**DATASET**
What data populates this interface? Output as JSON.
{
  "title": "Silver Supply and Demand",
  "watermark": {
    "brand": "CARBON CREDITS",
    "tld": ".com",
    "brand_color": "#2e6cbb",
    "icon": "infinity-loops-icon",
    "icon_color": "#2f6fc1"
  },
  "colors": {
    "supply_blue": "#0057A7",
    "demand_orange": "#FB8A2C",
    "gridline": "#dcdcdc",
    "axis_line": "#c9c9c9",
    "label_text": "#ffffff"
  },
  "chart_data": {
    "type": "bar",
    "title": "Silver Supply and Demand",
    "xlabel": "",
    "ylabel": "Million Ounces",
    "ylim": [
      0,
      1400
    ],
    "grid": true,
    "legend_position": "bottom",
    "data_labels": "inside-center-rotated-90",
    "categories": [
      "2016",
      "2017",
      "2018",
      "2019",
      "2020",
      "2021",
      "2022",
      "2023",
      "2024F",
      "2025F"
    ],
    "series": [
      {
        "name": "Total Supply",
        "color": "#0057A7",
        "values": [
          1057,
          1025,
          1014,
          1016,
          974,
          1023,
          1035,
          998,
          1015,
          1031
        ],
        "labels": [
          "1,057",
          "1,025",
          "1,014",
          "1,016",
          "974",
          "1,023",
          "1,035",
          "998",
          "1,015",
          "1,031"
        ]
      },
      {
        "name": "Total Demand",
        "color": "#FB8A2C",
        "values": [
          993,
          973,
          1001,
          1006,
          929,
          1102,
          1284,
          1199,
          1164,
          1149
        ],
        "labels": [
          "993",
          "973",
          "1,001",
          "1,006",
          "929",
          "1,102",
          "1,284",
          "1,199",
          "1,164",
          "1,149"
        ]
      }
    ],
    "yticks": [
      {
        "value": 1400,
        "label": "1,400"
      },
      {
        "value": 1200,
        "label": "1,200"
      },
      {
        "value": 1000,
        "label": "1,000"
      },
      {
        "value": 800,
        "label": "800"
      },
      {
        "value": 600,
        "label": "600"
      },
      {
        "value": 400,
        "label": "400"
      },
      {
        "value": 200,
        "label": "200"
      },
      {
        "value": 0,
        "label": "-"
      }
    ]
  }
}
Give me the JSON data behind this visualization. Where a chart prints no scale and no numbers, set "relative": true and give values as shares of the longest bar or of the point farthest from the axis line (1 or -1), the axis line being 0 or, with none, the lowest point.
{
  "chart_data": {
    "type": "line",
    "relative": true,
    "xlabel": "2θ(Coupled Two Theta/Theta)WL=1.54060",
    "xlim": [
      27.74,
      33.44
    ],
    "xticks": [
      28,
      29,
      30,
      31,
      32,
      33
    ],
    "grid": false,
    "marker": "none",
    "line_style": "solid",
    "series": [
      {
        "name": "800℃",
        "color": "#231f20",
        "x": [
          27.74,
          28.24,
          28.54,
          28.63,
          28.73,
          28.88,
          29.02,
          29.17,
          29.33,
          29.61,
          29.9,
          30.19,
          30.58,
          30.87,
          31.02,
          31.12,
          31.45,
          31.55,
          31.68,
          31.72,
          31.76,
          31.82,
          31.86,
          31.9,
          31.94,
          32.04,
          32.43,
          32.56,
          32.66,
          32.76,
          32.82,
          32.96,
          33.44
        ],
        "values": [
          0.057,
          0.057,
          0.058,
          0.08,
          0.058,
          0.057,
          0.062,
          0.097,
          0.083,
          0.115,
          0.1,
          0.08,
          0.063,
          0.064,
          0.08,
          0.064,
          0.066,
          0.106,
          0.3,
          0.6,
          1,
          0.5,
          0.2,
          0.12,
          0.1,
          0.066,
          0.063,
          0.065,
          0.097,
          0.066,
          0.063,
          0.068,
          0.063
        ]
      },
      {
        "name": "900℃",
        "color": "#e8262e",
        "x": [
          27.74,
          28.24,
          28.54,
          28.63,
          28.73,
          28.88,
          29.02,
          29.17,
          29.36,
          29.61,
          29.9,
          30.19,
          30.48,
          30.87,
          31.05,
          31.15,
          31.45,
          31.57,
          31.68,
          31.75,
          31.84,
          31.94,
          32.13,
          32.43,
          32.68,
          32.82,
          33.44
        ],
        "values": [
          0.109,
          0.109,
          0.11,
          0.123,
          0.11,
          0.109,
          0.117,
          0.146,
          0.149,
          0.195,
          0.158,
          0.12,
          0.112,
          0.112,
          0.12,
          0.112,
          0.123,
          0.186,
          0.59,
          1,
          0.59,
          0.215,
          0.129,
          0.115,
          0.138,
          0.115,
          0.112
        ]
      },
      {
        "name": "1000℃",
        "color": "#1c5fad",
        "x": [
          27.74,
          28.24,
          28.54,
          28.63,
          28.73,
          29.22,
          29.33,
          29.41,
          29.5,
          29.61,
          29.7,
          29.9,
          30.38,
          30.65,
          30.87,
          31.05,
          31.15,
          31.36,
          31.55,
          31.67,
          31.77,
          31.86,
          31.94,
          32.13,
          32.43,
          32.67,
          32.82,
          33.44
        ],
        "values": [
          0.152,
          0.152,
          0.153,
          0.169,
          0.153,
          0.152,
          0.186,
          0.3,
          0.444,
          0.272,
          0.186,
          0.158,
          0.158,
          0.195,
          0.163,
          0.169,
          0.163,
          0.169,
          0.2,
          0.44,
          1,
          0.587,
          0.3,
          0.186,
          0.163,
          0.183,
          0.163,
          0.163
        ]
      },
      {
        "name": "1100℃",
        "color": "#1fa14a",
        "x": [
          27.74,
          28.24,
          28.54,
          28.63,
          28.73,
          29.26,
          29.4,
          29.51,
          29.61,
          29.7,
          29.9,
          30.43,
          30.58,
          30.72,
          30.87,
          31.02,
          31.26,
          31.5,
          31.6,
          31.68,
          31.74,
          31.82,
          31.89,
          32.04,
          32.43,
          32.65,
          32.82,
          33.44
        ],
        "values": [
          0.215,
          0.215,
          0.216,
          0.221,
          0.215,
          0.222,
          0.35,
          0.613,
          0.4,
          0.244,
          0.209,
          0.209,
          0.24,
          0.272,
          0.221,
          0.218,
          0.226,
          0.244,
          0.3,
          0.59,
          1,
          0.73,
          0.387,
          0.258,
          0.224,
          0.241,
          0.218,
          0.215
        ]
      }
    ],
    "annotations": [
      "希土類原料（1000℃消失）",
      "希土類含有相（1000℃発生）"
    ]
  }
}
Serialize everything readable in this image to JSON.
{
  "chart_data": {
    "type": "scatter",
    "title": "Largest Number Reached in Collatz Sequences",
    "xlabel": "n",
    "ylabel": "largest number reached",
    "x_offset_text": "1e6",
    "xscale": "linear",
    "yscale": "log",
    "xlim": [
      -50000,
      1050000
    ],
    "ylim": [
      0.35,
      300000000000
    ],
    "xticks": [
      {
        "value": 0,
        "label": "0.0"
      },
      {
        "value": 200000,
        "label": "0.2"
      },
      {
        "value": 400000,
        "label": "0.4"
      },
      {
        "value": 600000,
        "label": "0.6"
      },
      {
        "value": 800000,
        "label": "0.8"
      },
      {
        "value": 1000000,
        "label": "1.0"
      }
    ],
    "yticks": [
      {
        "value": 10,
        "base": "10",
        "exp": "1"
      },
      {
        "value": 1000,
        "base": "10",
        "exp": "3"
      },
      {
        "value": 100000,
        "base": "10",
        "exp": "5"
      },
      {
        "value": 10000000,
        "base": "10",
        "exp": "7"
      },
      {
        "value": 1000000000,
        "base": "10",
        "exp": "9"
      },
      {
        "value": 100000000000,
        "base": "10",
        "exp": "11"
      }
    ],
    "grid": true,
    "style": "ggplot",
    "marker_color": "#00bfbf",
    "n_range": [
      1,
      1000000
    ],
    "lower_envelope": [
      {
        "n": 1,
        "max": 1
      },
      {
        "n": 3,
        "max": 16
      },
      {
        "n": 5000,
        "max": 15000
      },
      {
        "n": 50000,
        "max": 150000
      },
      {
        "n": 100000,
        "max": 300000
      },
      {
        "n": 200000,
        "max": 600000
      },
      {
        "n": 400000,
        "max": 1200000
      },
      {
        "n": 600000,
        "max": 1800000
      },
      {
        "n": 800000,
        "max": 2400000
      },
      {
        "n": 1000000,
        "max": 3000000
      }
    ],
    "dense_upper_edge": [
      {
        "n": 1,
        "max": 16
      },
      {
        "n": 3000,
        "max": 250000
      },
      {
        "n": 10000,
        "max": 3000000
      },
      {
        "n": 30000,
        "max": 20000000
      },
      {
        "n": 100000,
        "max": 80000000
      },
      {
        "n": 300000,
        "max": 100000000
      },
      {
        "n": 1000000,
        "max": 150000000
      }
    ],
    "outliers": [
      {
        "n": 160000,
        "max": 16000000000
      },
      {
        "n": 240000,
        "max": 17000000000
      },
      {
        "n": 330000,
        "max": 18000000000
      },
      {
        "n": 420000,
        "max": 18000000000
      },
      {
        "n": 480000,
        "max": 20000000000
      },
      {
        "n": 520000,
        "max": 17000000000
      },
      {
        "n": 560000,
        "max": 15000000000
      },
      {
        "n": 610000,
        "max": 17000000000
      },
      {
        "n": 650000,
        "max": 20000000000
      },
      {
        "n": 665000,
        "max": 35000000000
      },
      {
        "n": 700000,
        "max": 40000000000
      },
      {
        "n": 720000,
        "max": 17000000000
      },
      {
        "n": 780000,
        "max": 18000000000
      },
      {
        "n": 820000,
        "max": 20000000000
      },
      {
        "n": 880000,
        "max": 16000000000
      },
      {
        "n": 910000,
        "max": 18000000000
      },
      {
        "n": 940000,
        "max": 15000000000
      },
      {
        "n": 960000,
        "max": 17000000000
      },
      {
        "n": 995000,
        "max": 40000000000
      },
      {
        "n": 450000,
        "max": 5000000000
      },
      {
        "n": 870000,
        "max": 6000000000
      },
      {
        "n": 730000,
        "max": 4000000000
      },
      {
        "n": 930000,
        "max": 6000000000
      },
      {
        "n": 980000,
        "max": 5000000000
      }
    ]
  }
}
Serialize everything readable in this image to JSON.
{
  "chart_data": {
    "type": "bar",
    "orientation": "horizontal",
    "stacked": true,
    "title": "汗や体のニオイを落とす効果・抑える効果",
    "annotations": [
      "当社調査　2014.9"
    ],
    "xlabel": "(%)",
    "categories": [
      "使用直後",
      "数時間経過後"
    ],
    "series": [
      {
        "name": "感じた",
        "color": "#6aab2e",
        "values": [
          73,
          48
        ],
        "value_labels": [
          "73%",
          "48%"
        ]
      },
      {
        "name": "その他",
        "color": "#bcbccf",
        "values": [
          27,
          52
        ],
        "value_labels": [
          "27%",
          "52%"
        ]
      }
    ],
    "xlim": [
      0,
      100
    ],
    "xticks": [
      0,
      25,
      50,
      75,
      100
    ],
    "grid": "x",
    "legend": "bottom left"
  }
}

**GIVEN REQUEST**
Report how many lines hold the string "name", giving the number and nothing else.

**ANSWER FOR THE TASK**
8